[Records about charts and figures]
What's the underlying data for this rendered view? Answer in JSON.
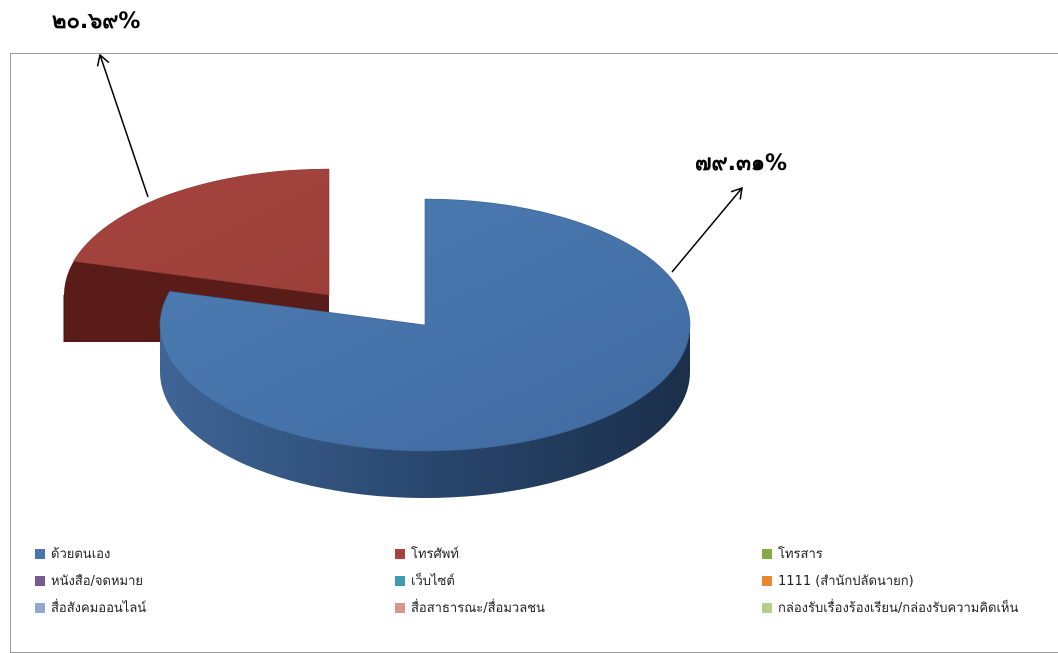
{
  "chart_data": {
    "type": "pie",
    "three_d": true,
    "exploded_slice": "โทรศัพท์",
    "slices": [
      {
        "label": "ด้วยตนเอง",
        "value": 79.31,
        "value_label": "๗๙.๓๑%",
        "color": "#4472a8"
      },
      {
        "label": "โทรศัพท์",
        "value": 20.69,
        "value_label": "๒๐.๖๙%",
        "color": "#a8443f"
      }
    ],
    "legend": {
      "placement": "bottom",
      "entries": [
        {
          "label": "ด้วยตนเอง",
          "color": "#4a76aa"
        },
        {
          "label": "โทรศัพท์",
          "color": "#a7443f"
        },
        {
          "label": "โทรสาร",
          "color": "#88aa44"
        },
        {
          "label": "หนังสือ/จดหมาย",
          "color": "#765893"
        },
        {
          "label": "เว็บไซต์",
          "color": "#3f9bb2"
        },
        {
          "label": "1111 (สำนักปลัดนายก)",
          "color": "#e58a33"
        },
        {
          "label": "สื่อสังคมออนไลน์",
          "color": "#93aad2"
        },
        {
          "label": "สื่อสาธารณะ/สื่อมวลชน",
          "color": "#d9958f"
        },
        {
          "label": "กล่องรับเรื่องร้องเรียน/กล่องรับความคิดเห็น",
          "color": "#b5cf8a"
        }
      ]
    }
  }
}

...

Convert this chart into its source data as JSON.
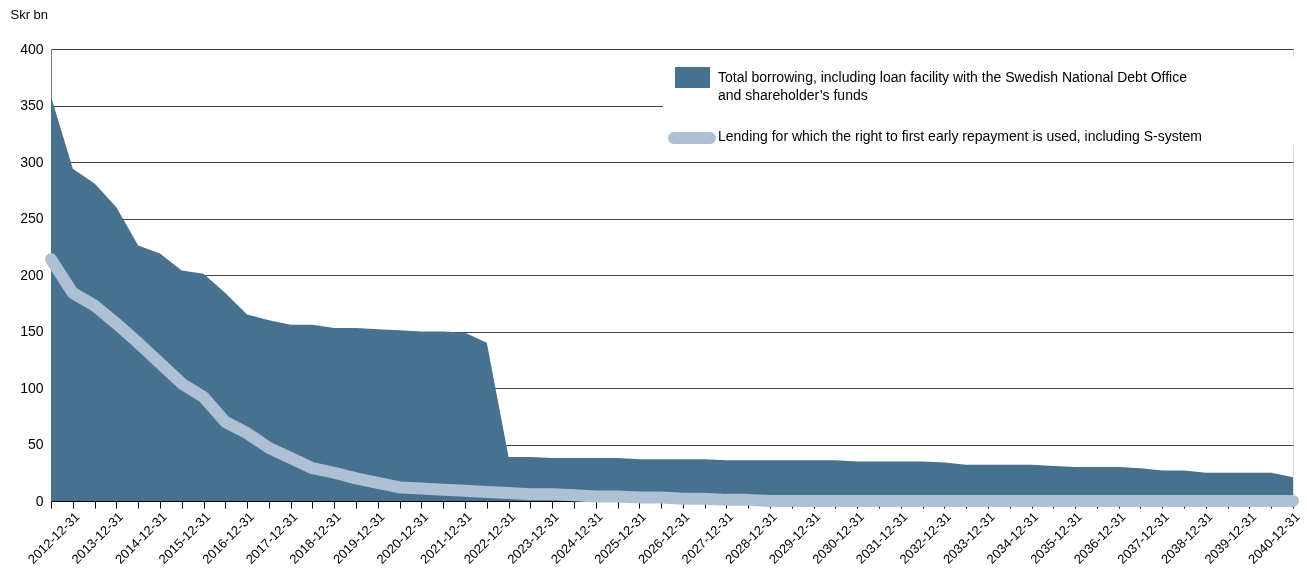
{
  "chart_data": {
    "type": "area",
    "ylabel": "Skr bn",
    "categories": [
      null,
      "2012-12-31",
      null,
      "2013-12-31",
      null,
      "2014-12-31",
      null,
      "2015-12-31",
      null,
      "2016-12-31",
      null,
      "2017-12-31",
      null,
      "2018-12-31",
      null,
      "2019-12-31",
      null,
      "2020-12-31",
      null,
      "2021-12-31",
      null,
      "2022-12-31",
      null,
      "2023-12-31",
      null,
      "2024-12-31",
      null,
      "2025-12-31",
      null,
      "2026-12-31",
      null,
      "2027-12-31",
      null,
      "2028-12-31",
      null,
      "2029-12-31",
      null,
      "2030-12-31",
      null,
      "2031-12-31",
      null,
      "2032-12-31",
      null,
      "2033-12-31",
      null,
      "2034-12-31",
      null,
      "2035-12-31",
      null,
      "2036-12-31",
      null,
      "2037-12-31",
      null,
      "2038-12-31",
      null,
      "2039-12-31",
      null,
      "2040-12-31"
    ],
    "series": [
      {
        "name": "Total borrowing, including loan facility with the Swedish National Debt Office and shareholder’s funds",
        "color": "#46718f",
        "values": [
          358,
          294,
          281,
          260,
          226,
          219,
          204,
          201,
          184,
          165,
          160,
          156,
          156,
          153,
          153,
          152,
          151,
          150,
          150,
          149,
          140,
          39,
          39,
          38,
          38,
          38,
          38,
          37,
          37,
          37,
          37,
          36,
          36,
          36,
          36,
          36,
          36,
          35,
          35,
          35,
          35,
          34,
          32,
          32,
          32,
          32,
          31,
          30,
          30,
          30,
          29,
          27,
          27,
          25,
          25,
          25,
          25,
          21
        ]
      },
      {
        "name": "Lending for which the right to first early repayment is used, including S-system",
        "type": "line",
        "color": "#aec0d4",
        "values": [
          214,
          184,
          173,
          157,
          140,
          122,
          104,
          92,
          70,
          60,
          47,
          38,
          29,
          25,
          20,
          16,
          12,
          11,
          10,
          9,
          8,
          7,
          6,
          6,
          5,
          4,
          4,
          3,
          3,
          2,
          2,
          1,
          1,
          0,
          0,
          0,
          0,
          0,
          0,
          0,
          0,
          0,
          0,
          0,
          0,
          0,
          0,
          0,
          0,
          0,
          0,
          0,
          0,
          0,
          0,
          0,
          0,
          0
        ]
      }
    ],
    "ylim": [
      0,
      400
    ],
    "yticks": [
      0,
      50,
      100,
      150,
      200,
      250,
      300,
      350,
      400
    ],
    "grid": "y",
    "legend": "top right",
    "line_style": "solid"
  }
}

**WHAT TO WORK ON**
Return, from the data, each line that has the word "JSON" in it.

**RESULT OF THIS TASK**
What's the underlying data for this rendered view? Answer in JSON.
Convert this chart into its source data as JSON.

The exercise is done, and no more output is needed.